### [Records for this task]
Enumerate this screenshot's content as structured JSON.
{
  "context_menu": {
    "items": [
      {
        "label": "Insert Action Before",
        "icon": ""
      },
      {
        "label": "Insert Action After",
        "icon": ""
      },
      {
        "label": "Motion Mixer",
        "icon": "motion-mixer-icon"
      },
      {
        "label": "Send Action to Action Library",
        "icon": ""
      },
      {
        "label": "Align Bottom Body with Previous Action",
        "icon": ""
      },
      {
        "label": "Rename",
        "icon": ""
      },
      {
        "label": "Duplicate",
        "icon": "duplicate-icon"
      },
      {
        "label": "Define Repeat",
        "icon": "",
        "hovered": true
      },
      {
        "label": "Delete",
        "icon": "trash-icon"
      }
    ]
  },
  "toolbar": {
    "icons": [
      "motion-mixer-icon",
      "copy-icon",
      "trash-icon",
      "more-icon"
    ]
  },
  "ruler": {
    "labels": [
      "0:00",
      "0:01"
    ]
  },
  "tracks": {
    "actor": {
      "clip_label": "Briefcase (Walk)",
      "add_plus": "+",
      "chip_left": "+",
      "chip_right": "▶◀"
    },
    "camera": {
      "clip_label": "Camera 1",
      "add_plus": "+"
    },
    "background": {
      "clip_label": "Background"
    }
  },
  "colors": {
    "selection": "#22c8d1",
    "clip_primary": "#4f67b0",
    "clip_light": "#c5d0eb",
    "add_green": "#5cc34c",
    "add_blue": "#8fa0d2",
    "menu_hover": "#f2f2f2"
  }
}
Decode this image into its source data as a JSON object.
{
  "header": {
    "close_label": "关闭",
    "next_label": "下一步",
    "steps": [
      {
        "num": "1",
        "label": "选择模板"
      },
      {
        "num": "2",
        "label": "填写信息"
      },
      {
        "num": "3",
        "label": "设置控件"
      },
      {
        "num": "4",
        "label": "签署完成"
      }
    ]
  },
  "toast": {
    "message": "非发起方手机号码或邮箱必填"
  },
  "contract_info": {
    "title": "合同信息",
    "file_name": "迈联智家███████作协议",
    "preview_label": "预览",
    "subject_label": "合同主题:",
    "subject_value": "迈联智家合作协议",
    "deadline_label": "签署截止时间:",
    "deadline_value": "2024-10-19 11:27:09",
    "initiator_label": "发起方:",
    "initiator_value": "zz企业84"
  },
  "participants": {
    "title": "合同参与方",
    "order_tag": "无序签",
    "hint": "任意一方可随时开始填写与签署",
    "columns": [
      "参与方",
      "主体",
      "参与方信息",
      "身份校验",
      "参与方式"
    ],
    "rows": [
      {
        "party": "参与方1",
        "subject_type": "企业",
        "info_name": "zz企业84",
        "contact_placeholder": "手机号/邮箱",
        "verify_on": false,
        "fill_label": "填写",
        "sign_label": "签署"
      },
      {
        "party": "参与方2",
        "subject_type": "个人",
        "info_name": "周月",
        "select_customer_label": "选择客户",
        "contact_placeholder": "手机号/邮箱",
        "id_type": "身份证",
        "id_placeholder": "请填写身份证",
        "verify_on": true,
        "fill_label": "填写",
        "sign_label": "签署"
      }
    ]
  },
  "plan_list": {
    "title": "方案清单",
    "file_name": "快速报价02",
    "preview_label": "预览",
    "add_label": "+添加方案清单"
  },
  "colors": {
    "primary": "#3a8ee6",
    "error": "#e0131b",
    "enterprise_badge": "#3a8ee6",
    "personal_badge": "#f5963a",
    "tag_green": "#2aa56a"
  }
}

### [What to do]
Take the listing above and write it out again exactly.

### [Exercise answer]
Enumerate this screenshot's content as structured JSON.
{
  "context_menu": {
    "items": [
      {
        "label": "Insert Action Before",
        "icon": ""
      },
      {
        "label": "Insert Action After",
        "icon": ""
      },
      {
        "label": "Motion Mixer",
        "icon": "motion-mixer-icon"
      },
      {
        "label": "Send Action to Action Library",
        "icon": ""
      },
      {
        "label": "Align Bottom Body with Previous Action",
        "icon": ""
      },
      {
        "label": "Rename",
        "icon": ""
      },
      {
        "label": "Duplicate",
        "icon": "duplicate-icon"
      },
      {
        "label": "Define Repeat",
        "icon": "",
        "hovered": true
      },
      {
        "label": "Delete",
        "icon": "trash-icon"
      }
    ]
  },
  "toolbar": {
    "icons": [
      "motion-mixer-icon",
      "copy-icon",
      "trash-icon",
      "more-icon"
    ]
  },
  "ruler": {
    "labels": [
      "0:00",
      "0:01"
    ]
  },
  "tracks": {
    "actor": {
      "clip_label": "Briefcase (Walk)",
      "add_plus": "+",
      "chip_left": "+",
      "chip_right": "▶◀"
    },
    "camera": {
      "clip_label": "Camera 1",
      "add_plus": "+"
    },
    "background": {
      "clip_label": "Background"
    }
  },
  "colors": {
    "selection": "#22c8d1",
    "clip_primary": "#4f67b0",
    "clip_light": "#c5d0eb",
    "add_green": "#5cc34c",
    "add_blue": "#8fa0d2",
    "menu_hover": "#f2f2f2"
  }
}
Decode this image into its source data as a JSON object.
{
  "header": {
    "close_label": "关闭",
    "next_label": "下一步",
    "steps": [
      {
        "num": "1",
        "label": "选择模板"
      },
      {
        "num": "2",
        "label": "填写信息"
      },
      {
        "num": "3",
        "label": "设置控件"
      },
      {
        "num": "4",
        "label": "签署完成"
      }
    ]
  },
  "toast": {
    "message": "非发起方手机号码或邮箱必填"
  },
  "contract_info": {
    "title": "合同信息",
    "file_name": "迈联智家███████作协议",
    "preview_label": "预览",
    "subject_label": "合同主题:",
    "subject_value": "迈联智家合作协议",
    "deadline_label": "签署截止时间:",
    "deadline_value": "2024-10-19 11:27:09",
    "initiator_label": "发起方:",
    "initiator_value": "zz企业84"
  },
  "participants": {
    "title": "合同参与方",
    "order_tag": "无序签",
    "hint": "任意一方可随时开始填写与签署",
    "columns": [
      "参与方",
      "主体",
      "参与方信息",
      "身份校验",
      "参与方式"
    ],
    "rows": [
      {
        "party": "参与方1",
        "subject_type": "企业",
        "info_name": "zz企业84",
        "contact_placeholder": "手机号/邮箱",
        "verify_on": false,
        "fill_label": "填写",
        "sign_label": "签署"
      },
      {
        "party": "参与方2",
        "subject_type": "个人",
        "info_name": "周月",
        "select_customer_label": "选择客户",
        "contact_placeholder": "手机号/邮箱",
        "id_type": "身份证",
        "id_placeholder": "请填写身份证",
        "verify_on": true,
        "fill_label": "填写",
        "sign_label": "签署"
      }
    ]
  },
  "plan_list": {
    "title": "方案清单",
    "file_name": "快速报价02",
    "preview_label": "预览",
    "add_label": "+添加方案清单"
  },
  "colors": {
    "primary": "#3a8ee6",
    "error": "#e0131b",
    "enterprise_badge": "#3a8ee6",
    "personal_badge": "#f5963a",
    "tag_green": "#2aa56a"
  }
}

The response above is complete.